- [Dataset rows]

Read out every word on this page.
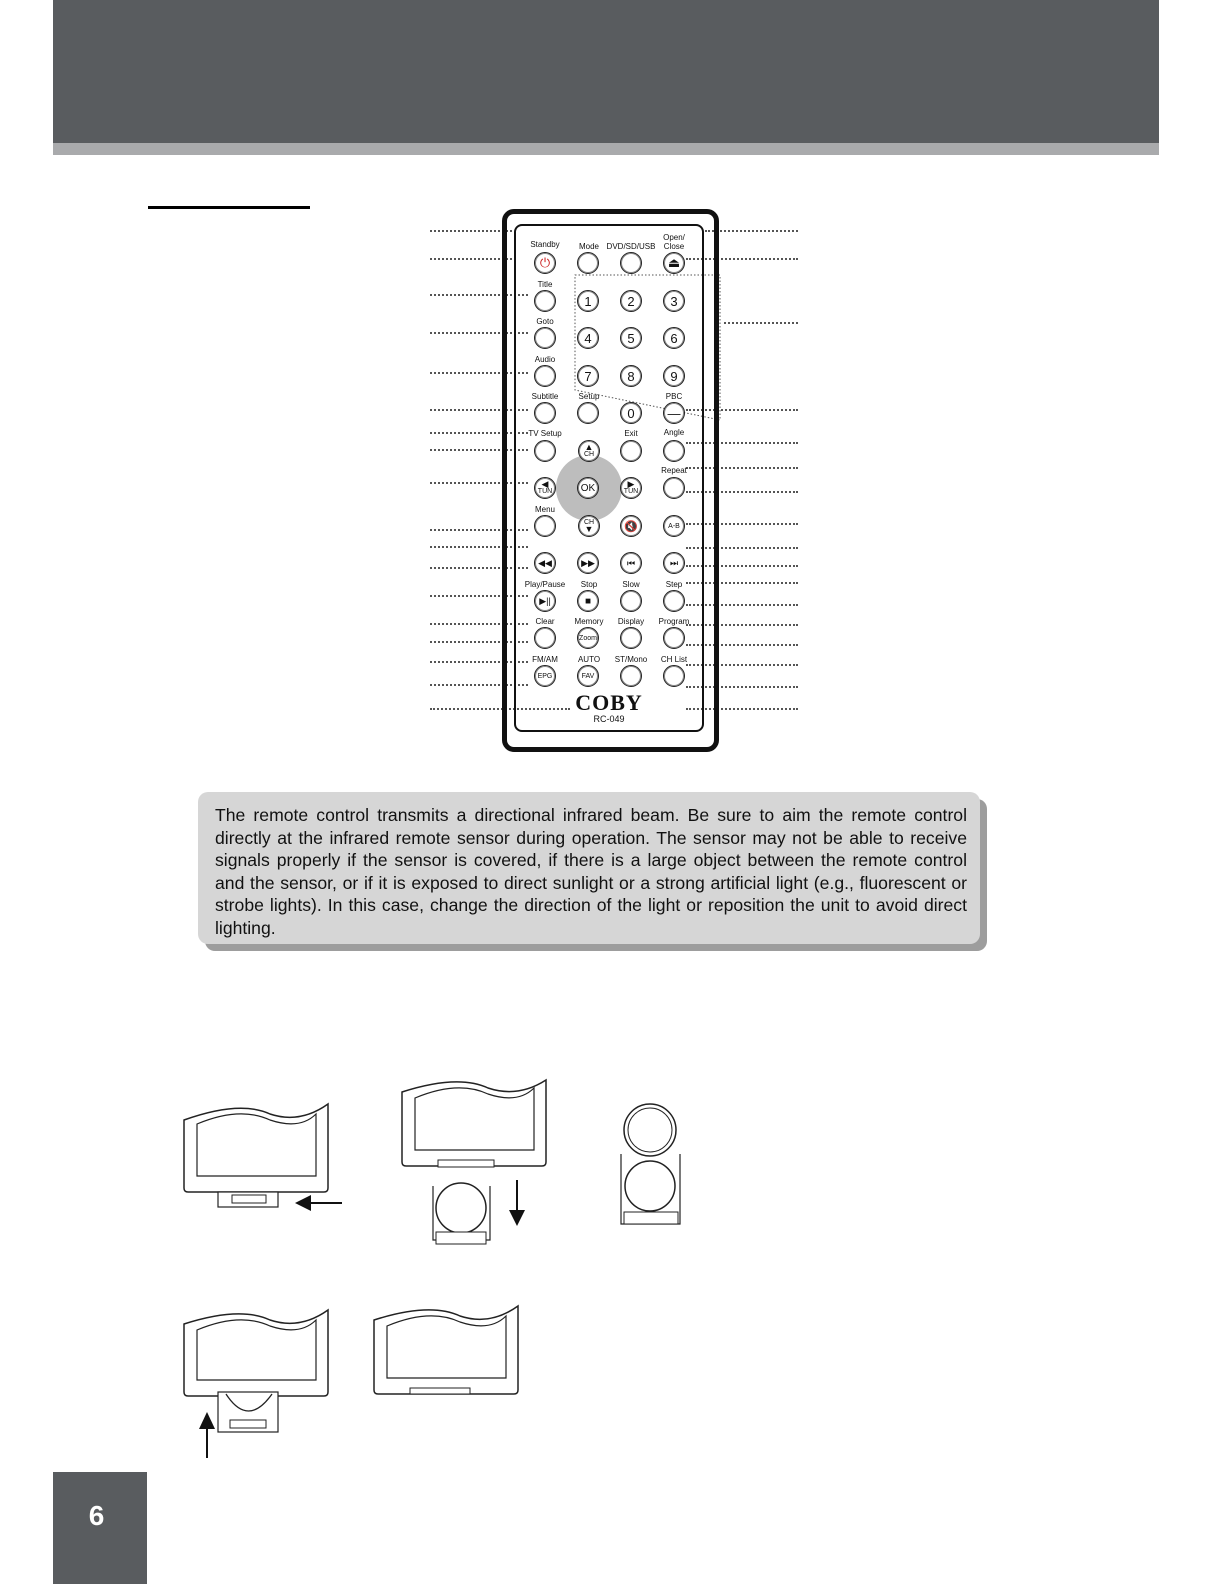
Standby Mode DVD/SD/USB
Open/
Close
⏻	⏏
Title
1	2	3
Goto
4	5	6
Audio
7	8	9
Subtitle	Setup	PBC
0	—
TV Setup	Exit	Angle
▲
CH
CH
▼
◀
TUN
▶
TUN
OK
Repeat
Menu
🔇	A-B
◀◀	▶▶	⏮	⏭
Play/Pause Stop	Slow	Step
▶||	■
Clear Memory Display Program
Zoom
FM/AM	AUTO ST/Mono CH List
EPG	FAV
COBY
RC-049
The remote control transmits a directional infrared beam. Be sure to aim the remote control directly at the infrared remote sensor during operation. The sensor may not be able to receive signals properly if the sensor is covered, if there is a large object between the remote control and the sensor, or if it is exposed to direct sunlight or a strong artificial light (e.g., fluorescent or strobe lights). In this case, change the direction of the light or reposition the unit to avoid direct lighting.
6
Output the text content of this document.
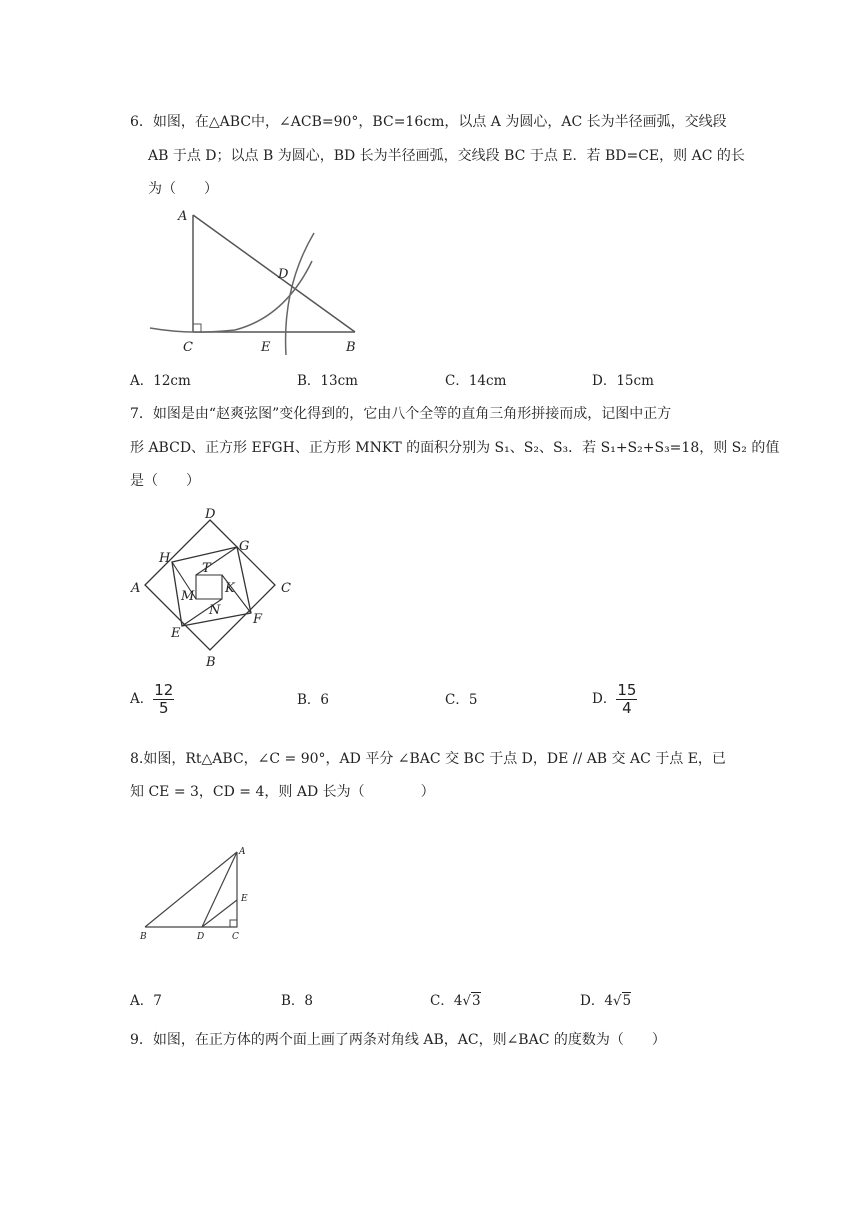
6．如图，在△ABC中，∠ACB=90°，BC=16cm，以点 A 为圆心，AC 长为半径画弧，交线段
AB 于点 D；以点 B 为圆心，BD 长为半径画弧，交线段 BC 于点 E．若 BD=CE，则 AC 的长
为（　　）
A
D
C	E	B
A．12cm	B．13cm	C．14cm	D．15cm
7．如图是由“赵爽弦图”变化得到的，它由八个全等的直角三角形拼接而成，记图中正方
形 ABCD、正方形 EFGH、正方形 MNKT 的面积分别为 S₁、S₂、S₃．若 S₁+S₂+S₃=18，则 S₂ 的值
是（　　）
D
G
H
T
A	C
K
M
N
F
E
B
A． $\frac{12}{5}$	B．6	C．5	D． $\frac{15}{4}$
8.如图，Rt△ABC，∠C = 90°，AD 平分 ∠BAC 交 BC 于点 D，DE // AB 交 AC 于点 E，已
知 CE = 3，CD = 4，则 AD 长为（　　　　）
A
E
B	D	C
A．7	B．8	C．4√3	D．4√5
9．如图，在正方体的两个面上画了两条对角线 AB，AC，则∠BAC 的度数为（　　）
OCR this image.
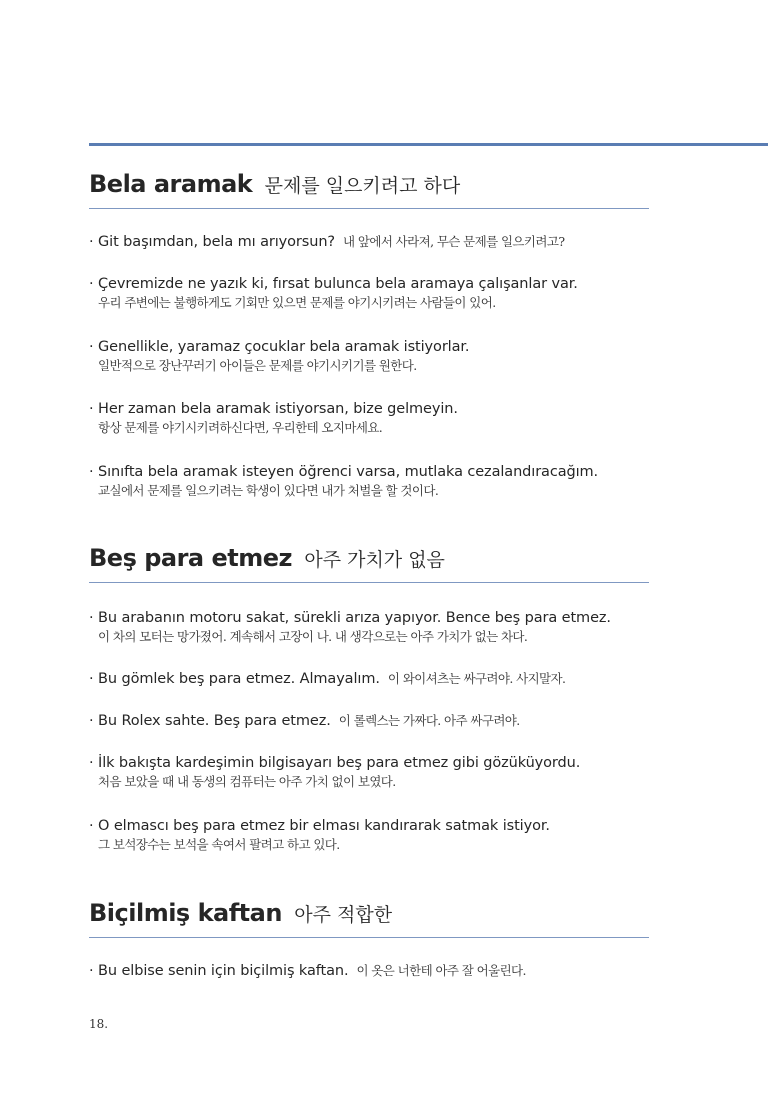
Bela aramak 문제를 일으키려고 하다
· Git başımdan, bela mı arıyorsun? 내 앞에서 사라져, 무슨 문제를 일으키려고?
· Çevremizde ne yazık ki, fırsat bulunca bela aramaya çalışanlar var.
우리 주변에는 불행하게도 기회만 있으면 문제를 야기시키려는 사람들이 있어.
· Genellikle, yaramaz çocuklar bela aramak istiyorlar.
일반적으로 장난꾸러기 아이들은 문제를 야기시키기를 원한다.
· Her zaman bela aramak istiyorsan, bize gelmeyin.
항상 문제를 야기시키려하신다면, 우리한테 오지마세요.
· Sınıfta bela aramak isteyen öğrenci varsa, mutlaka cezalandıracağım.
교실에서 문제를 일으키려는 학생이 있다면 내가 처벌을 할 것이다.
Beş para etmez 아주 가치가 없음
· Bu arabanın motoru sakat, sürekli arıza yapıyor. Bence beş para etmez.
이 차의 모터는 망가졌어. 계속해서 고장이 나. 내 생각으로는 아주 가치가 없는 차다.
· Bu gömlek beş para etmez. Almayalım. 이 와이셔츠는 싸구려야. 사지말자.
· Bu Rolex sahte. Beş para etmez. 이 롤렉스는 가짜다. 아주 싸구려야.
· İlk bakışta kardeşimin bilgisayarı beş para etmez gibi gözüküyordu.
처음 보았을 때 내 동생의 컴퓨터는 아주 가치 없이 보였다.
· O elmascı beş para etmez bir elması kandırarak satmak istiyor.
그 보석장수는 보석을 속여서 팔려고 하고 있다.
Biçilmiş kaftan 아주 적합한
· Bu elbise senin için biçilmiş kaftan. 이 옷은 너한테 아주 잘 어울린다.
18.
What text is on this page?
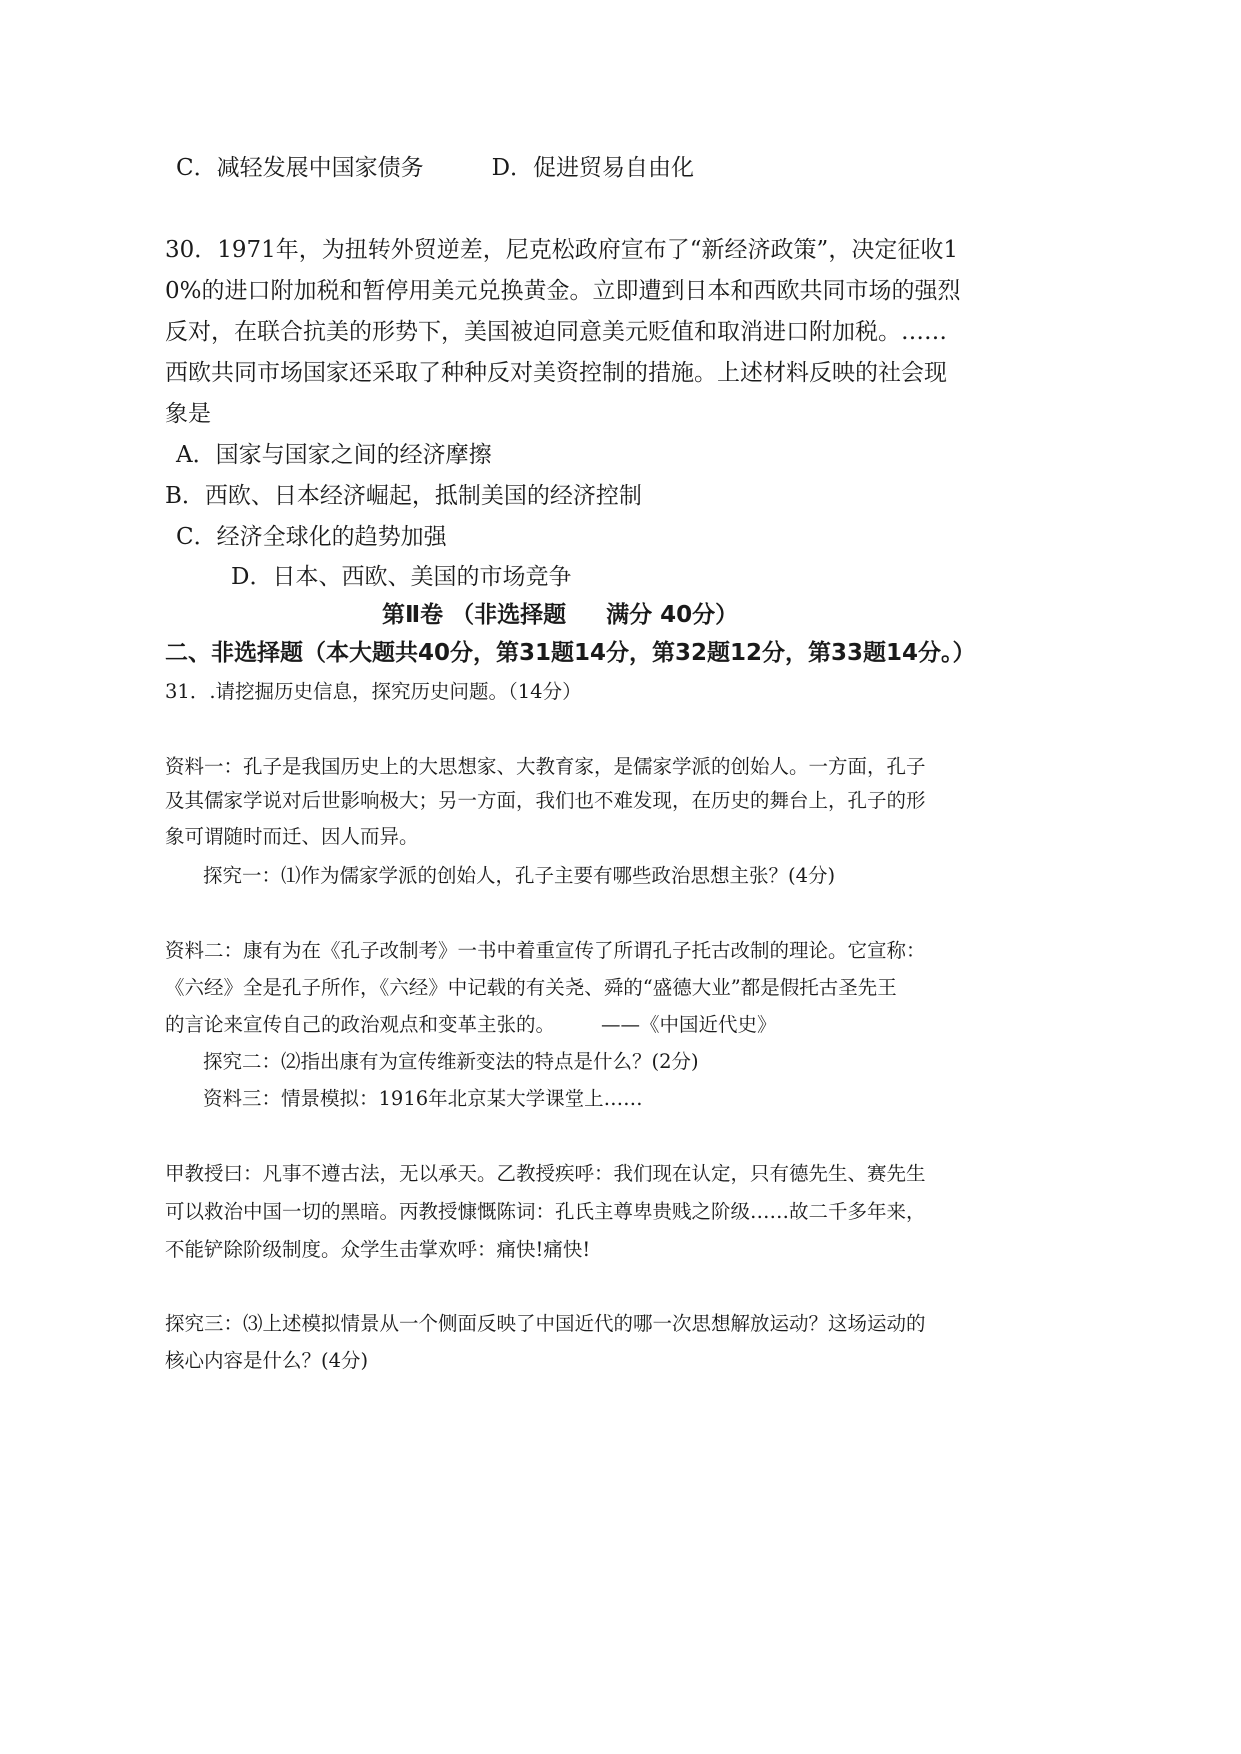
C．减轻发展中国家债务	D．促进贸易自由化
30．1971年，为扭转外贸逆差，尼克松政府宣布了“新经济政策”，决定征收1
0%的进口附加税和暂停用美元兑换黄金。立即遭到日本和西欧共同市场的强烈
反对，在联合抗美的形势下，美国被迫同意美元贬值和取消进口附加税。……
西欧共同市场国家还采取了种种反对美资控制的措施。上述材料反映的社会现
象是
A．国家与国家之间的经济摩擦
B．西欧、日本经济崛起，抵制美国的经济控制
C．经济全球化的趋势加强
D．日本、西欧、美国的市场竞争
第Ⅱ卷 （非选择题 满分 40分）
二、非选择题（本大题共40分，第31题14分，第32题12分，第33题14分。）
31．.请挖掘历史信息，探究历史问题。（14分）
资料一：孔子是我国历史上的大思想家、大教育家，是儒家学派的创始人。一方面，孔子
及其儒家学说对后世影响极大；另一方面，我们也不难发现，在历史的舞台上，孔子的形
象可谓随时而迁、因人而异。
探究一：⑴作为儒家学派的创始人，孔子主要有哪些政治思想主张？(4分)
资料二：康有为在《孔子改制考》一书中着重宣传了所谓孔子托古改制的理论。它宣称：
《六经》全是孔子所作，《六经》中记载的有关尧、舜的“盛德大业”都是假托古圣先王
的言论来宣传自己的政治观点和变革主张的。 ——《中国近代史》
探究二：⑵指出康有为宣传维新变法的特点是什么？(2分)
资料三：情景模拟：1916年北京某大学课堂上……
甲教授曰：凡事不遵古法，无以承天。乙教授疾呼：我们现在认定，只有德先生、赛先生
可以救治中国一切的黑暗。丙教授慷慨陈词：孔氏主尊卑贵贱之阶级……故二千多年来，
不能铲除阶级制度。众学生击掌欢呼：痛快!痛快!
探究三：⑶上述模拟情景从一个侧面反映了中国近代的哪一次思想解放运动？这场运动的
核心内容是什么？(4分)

- [Directions] Work out how many lines of the material above contain the word "aramak", then give only that figure.

- [Exercise response] 4